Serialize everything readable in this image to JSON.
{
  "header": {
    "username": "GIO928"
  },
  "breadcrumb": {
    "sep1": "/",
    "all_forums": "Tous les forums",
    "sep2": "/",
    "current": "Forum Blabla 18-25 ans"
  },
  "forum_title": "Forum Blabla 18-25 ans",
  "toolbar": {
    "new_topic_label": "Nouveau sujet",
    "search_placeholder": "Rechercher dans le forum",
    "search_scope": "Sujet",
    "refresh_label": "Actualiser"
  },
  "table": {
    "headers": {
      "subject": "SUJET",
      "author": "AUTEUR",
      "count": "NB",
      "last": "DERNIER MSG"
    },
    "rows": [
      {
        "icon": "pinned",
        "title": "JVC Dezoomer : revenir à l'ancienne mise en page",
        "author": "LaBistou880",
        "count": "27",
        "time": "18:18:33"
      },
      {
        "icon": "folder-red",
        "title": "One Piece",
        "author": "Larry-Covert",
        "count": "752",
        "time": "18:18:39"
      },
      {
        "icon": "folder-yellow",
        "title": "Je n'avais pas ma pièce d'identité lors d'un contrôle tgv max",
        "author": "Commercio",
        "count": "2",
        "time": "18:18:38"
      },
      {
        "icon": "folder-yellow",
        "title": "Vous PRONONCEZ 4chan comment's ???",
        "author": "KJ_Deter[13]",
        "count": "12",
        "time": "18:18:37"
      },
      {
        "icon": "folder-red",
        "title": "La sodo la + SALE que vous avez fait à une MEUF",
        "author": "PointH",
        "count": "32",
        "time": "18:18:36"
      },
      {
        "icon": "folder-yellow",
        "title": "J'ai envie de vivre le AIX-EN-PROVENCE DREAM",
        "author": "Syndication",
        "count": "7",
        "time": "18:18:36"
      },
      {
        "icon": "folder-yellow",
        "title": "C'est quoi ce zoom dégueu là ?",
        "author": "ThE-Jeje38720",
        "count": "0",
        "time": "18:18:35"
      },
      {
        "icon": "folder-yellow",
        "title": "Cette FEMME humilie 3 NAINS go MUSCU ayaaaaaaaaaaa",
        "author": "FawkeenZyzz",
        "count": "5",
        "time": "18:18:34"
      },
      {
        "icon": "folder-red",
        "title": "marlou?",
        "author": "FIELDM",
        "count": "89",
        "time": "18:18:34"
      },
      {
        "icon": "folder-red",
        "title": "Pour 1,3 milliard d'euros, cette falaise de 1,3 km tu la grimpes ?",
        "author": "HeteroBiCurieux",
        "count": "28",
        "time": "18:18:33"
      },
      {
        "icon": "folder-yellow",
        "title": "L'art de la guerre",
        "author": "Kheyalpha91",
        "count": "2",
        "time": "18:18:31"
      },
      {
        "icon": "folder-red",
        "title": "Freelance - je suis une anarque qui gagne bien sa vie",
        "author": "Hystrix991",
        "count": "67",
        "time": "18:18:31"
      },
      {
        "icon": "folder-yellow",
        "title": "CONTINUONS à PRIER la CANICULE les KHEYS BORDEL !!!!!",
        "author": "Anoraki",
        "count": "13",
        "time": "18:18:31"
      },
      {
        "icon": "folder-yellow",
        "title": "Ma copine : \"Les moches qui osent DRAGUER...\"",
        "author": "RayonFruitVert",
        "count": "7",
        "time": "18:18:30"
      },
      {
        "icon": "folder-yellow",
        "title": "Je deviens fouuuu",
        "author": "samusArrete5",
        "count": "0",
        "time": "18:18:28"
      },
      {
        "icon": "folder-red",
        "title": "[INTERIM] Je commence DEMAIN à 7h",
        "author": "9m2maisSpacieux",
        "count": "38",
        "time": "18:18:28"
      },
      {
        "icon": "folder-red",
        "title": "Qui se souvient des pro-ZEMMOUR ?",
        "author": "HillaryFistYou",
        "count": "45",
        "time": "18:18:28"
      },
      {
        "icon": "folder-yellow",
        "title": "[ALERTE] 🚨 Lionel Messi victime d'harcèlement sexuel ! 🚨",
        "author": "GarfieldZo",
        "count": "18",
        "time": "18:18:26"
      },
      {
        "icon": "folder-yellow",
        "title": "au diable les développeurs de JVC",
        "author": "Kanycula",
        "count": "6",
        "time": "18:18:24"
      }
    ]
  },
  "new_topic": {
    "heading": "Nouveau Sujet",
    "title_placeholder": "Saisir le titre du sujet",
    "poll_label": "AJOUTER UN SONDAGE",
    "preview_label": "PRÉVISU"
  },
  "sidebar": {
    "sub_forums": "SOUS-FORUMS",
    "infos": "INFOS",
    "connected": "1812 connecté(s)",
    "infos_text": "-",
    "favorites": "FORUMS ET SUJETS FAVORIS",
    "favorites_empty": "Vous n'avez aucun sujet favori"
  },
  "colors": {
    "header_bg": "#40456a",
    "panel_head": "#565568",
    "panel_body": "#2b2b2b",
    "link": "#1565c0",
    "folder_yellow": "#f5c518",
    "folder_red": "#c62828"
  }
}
● ● ●
Extract every line above exactly as it stands.

TASK SOLUTION:
Serialize everything readable in this image to JSON.
{
  "header": {
    "username": "GIO928"
  },
  "breadcrumb": {
    "sep1": "/",
    "all_forums": "Tous les forums",
    "sep2": "/",
    "current": "Forum Blabla 18-25 ans"
  },
  "forum_title": "Forum Blabla 18-25 ans",
  "toolbar": {
    "new_topic_label": "Nouveau sujet",
    "search_placeholder": "Rechercher dans le forum",
    "search_scope": "Sujet",
    "refresh_label": "Actualiser"
  },
  "table": {
    "headers": {
      "subject": "SUJET",
      "author": "AUTEUR",
      "count": "NB",
      "last": "DERNIER MSG"
    },
    "rows": [
      {
        "icon": "pinned",
        "title": "JVC Dezoomer : revenir à l'ancienne mise en page",
        "author": "LaBistou880",
        "count": "27",
        "time": "18:18:33"
      },
      {
        "icon": "folder-red",
        "title": "One Piece",
        "author": "Larry-Covert",
        "count": "752",
        "time": "18:18:39"
      },
      {
        "icon": "folder-yellow",
        "title": "Je n'avais pas ma pièce d'identité lors d'un contrôle tgv max",
        "author": "Commercio",
        "count": "2",
        "time": "18:18:38"
      },
      {
        "icon": "folder-yellow",
        "title": "Vous PRONONCEZ 4chan comment's ???",
        "author": "KJ_Deter[13]",
        "count": "12",
        "time": "18:18:37"
      },
      {
        "icon": "folder-red",
        "title": "La sodo la + SALE que vous avez fait à une MEUF",
        "author": "PointH",
        "count": "32",
        "time": "18:18:36"
      },
      {
        "icon": "folder-yellow",
        "title": "J'ai envie de vivre le AIX-EN-PROVENCE DREAM",
        "author": "Syndication",
        "count": "7",
        "time": "18:18:36"
      },
      {
        "icon": "folder-yellow",
        "title": "C'est quoi ce zoom dégueu là ?",
        "author": "ThE-Jeje38720",
        "count": "0",
        "time": "18:18:35"
      },
      {
        "icon": "folder-yellow",
        "title": "Cette FEMME humilie 3 NAINS go MUSCU ayaaaaaaaaaaa",
        "author": "FawkeenZyzz",
        "count": "5",
        "time": "18:18:34"
      },
      {
        "icon": "folder-red",
        "title": "marlou?",
        "author": "FIELDM",
        "count": "89",
        "time": "18:18:34"
      },
      {
        "icon": "folder-red",
        "title": "Pour 1,3 milliard d'euros, cette falaise de 1,3 km tu la grimpes ?",
        "author": "HeteroBiCurieux",
        "count": "28",
        "time": "18:18:33"
      },
      {
        "icon": "folder-yellow",
        "title": "L'art de la guerre",
        "author": "Kheyalpha91",
        "count": "2",
        "time": "18:18:31"
      },
      {
        "icon": "folder-red",
        "title": "Freelance - je suis une anarque qui gagne bien sa vie",
        "author": "Hystrix991",
        "count": "67",
        "time": "18:18:31"
      },
      {
        "icon": "folder-yellow",
        "title": "CONTINUONS à PRIER la CANICULE les KHEYS BORDEL !!!!!",
        "author": "Anoraki",
        "count": "13",
        "time": "18:18:31"
      },
      {
        "icon": "folder-yellow",
        "title": "Ma copine : \"Les moches qui osent DRAGUER...\"",
        "author": "RayonFruitVert",
        "count": "7",
        "time": "18:18:30"
      },
      {
        "icon": "folder-yellow",
        "title": "Je deviens fouuuu",
        "author": "samusArrete5",
        "count": "0",
        "time": "18:18:28"
      },
      {
        "icon": "folder-red",
        "title": "[INTERIM] Je commence DEMAIN à 7h",
        "author": "9m2maisSpacieux",
        "count": "38",
        "time": "18:18:28"
      },
      {
        "icon": "folder-red",
        "title": "Qui se souvient des pro-ZEMMOUR ?",
        "author": "HillaryFistYou",
        "count": "45",
        "time": "18:18:28"
      },
      {
        "icon": "folder-yellow",
        "title": "[ALERTE] 🚨 Lionel Messi victime d'harcèlement sexuel ! 🚨",
        "author": "GarfieldZo",
        "count": "18",
        "time": "18:18:26"
      },
      {
        "icon": "folder-yellow",
        "title": "au diable les développeurs de JVC",
        "author": "Kanycula",
        "count": "6",
        "time": "18:18:24"
      }
    ]
  },
  "new_topic": {
    "heading": "Nouveau Sujet",
    "title_placeholder": "Saisir le titre du sujet",
    "poll_label": "AJOUTER UN SONDAGE",
    "preview_label": "PRÉVISU"
  },
  "sidebar": {
    "sub_forums": "SOUS-FORUMS",
    "infos": "INFOS",
    "connected": "1812 connecté(s)",
    "infos_text": "-",
    "favorites": "FORUMS ET SUJETS FAVORIS",
    "favorites_empty": "Vous n'avez aucun sujet favori"
  },
  "colors": {
    "header_bg": "#40456a",
    "panel_head": "#565568",
    "panel_body": "#2b2b2b",
    "link": "#1565c0",
    "folder_yellow": "#f5c518",
    "folder_red": "#c62828"
  }
}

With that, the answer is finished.